_PROVIDED TEXT_:
-- Begin --

Status in glibc package in Ubuntu:
  New
Status in glibc source package in Xenial:
  Fix Committed
Status in glibc source package in Yakkety:
  Fix Committed

Bug description:
  [ SRU Justification ]
  A long thread on debian-devel[1] has pointed out that hardware lock elision behaves differently (arguably, more correctly) in the face of incorrect pthread usage, especially where double-unlocks are concerned.  While this isn't itself a bug, it's quite true that we have no way of knowing right now just how many third party sources are buggy, and as people are upgrading to hardware that supports this feature, more software may crash in the future.

  The long-term goal should be to try to ferret out all the bad actors
  here, fix them, and re-enable hardware lock elision as the default,
  but the sane conservative choice seems to be to just disable the
  feature entirely for now, while we (the glibc upstream community) work
  on making lock elision a per-process opt-in.

  [1] https://lists.debian.org/debian-devel/2016/11/msg00210.html

  [ Proposed Fix ]
  This SRU will disable lock elision entirely, thus avoiding the problematic codepaths.  A future SRU will re-enable building those codepaths, but in such a way that they're disabled by default with a per-process environment twiddle to enable it on demand.

-- End --

_RECORDED INFORMATION_:

-- Begin --

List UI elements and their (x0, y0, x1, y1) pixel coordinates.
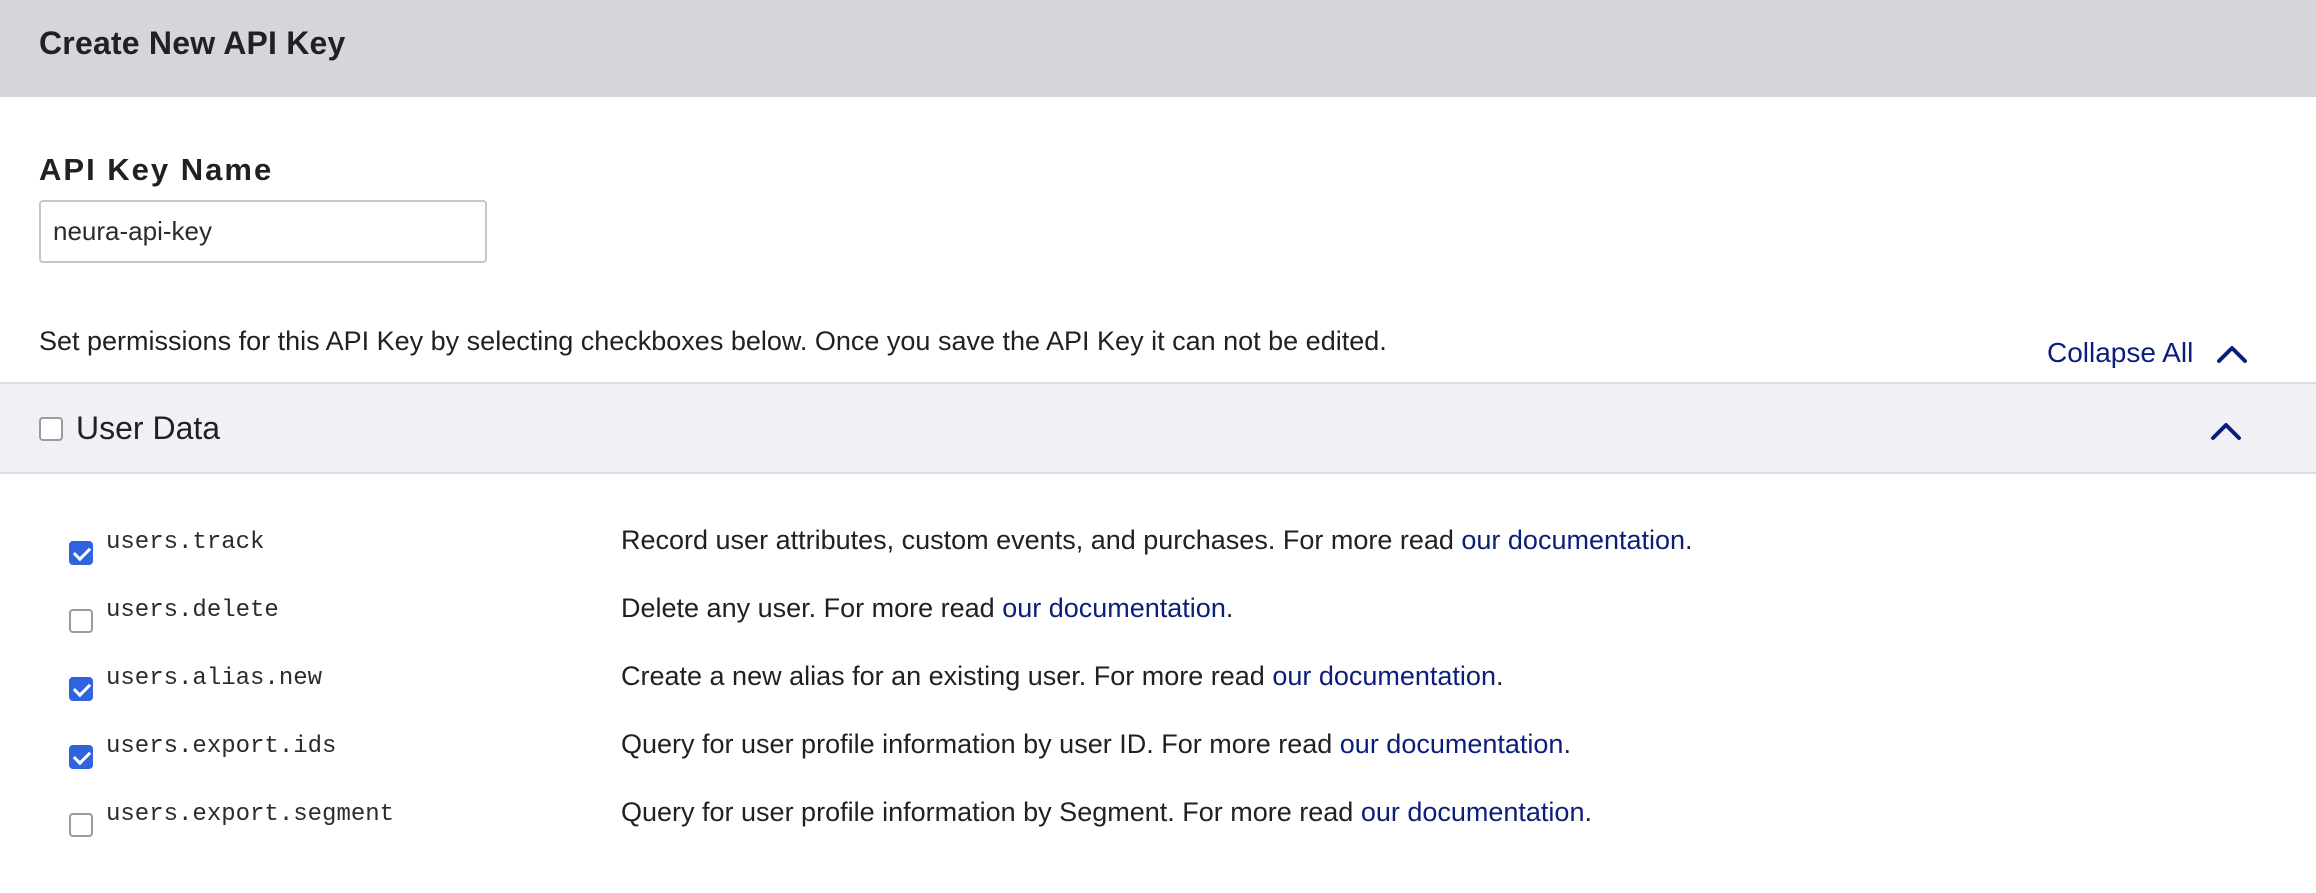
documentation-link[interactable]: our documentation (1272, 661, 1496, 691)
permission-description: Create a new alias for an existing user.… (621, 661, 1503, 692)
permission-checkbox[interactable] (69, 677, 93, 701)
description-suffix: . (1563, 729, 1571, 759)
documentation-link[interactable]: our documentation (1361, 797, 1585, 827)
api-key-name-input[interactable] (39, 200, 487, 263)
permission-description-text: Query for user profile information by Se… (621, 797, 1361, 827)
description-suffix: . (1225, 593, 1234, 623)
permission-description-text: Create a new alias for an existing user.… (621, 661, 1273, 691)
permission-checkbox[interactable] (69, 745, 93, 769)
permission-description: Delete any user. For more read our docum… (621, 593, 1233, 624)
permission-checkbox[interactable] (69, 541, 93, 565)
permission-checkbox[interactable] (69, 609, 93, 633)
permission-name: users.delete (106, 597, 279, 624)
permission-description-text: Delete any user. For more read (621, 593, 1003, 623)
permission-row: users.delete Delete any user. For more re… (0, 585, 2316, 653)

-- End --

_YOUR GOAL_: Please continue the glibc lock elision bug report from its last sentence onward.

_RESPONSE TO THE EXERCISE_:
  [ Regression Potential ]
  There's a potential for performance regressions, however given that most x86 users are only just now upgrading to hardware that supports this feature, the status quo is that this codepath is dead to most users.  As for s390x and PPC, we've had requests to disable lock elision by default on both arches (entirely on s390x, conditionally on PPC), and those requests will be somewhat satisfied by this SRU, and cleaned up in the future SRU where we integrate the upstream-concensus patch to allow it to be conditionally re-enabled.

  [ Testing ]
  autopkgtest regressions will be our guide here on if this SRU is causing any issues.